* EXERCISE REQUIREMENTS:
Reproduce every record below exactly as it appears.

* RAW RECORDS:
-=-=-=-=-
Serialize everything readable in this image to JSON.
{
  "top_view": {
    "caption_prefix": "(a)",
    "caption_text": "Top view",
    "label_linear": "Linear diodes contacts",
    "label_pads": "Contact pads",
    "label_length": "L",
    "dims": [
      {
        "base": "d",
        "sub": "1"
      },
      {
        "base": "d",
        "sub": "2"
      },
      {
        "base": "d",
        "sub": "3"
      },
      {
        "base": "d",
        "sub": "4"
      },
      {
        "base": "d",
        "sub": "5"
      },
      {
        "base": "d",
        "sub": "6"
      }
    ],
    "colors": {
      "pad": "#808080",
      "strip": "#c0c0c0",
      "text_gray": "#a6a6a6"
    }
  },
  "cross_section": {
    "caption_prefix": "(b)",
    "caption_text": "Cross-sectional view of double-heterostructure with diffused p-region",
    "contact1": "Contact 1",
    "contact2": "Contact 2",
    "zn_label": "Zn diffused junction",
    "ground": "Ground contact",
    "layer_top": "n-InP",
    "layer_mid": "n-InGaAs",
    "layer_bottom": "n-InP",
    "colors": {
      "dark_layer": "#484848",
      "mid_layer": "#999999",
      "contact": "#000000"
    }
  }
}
-=-=-=-=-
* TASK RESULT:
Serialize everything readable in this image to JSON.
{
  "top_view": {
    "caption_prefix": "(a)",
    "caption_text": "Top view",
    "label_linear": "Linear diodes contacts",
    "label_pads": "Contact pads",
    "label_length": "L",
    "dims": [
      {
        "base": "d",
        "sub": "1"
      },
      {
        "base": "d",
        "sub": "2"
      },
      {
        "base": "d",
        "sub": "3"
      },
      {
        "base": "d",
        "sub": "4"
      },
      {
        "base": "d",
        "sub": "5"
      },
      {
        "base": "d",
        "sub": "6"
      }
    ],
    "colors": {
      "pad": "#808080",
      "strip": "#c0c0c0",
      "text_gray": "#a6a6a6"
    }
  },
  "cross_section": {
    "caption_prefix": "(b)",
    "caption_text": "Cross-sectional view of double-heterostructure with diffused p-region",
    "contact1": "Contact 1",
    "contact2": "Contact 2",
    "zn_label": "Zn diffused junction",
    "ground": "Ground contact",
    "layer_top": "n-InP",
    "layer_mid": "n-InGaAs",
    "layer_bottom": "n-InP",
    "colors": {
      "dark_layer": "#484848",
      "mid_layer": "#999999",
      "contact": "#000000"
    }
  }
}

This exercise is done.